• Exercise requirements
Among the entries that follow, tally the lines with the string "nonnih". Give no more than the number.

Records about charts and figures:
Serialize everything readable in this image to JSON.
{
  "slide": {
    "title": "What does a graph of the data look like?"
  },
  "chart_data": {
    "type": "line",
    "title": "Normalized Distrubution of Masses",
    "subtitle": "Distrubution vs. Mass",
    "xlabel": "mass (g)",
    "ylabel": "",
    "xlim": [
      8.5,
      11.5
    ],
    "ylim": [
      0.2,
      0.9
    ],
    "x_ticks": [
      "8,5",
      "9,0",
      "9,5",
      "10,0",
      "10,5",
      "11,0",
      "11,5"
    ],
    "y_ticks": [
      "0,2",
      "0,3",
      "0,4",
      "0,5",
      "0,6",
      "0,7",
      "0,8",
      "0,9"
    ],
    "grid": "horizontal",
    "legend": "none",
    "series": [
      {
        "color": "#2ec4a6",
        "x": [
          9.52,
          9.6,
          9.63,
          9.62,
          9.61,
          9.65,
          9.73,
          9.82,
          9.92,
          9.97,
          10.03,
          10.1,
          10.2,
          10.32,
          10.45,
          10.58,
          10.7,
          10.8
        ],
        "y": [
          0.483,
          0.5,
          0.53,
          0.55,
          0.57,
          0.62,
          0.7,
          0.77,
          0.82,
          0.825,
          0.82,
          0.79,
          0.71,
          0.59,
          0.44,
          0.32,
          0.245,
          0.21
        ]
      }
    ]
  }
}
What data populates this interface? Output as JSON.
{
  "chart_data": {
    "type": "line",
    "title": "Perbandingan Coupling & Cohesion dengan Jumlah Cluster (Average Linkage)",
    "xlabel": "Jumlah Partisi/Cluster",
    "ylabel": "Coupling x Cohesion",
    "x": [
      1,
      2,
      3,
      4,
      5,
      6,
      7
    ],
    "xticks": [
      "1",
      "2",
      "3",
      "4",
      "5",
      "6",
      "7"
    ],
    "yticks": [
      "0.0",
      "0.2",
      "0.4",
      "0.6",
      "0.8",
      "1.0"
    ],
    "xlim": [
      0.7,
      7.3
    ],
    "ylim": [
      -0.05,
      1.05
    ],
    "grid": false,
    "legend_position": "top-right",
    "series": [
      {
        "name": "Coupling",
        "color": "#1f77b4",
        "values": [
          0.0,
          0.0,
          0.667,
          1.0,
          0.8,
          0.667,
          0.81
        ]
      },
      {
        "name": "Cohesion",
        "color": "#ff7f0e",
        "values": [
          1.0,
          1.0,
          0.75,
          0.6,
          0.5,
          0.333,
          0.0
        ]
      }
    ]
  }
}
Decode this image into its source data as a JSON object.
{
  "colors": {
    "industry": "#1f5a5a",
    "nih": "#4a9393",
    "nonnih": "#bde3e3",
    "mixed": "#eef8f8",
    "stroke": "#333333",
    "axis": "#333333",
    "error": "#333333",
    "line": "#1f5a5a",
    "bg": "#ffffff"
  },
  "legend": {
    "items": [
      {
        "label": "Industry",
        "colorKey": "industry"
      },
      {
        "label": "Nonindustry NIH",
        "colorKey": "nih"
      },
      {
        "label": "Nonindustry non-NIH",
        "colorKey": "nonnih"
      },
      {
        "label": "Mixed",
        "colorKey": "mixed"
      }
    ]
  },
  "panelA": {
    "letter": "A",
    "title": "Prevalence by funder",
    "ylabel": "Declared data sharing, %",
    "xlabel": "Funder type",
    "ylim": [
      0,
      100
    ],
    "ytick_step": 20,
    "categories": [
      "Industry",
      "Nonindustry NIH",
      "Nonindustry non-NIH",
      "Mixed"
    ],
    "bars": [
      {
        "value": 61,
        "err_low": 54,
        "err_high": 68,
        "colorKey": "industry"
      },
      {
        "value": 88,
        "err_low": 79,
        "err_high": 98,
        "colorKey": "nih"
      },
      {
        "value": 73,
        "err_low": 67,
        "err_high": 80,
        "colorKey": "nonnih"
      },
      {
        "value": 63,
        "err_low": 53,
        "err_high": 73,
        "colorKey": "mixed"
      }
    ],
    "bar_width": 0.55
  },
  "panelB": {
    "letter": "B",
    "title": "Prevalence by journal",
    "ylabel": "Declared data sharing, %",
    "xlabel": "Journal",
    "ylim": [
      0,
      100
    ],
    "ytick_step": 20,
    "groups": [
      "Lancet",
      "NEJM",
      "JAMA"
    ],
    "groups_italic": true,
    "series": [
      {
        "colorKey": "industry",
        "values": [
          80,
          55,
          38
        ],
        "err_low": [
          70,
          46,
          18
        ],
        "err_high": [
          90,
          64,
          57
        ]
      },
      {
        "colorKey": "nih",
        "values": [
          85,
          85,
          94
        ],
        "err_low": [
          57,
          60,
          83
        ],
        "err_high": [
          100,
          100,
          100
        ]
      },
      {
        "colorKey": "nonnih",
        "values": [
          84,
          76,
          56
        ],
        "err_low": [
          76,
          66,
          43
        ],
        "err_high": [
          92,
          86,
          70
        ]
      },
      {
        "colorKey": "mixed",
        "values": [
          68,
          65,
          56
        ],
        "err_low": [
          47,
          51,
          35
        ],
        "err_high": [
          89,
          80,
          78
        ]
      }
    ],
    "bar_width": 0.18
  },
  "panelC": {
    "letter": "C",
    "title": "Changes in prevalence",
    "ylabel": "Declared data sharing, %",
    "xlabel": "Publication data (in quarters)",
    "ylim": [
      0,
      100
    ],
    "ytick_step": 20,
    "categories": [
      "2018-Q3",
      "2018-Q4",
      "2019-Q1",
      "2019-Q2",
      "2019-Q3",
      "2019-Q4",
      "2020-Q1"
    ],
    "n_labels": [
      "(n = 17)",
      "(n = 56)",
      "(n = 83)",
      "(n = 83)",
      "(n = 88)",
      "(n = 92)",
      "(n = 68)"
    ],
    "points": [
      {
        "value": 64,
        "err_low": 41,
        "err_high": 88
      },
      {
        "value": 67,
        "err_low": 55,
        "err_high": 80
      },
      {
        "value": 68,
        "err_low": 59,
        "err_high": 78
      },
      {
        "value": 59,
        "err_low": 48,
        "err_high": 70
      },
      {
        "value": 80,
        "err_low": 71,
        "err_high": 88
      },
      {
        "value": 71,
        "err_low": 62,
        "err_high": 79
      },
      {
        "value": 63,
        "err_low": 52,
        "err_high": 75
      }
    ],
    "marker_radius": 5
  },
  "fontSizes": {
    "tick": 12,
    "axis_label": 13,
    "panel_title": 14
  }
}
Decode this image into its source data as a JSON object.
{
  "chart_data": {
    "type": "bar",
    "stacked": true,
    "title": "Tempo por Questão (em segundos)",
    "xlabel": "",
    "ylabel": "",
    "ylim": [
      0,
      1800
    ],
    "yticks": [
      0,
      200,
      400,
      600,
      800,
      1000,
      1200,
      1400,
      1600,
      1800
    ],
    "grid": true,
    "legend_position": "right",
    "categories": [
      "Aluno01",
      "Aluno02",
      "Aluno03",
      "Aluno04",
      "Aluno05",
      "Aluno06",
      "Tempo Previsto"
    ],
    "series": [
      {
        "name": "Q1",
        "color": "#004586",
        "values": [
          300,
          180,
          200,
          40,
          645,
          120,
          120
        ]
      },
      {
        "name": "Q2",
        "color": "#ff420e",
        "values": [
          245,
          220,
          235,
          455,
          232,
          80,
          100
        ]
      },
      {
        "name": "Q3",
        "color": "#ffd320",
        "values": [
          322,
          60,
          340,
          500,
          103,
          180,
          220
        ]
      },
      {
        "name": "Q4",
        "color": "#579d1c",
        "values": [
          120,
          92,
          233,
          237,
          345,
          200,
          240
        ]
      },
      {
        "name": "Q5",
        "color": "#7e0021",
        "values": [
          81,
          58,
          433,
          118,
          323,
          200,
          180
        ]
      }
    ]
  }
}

• Full response
4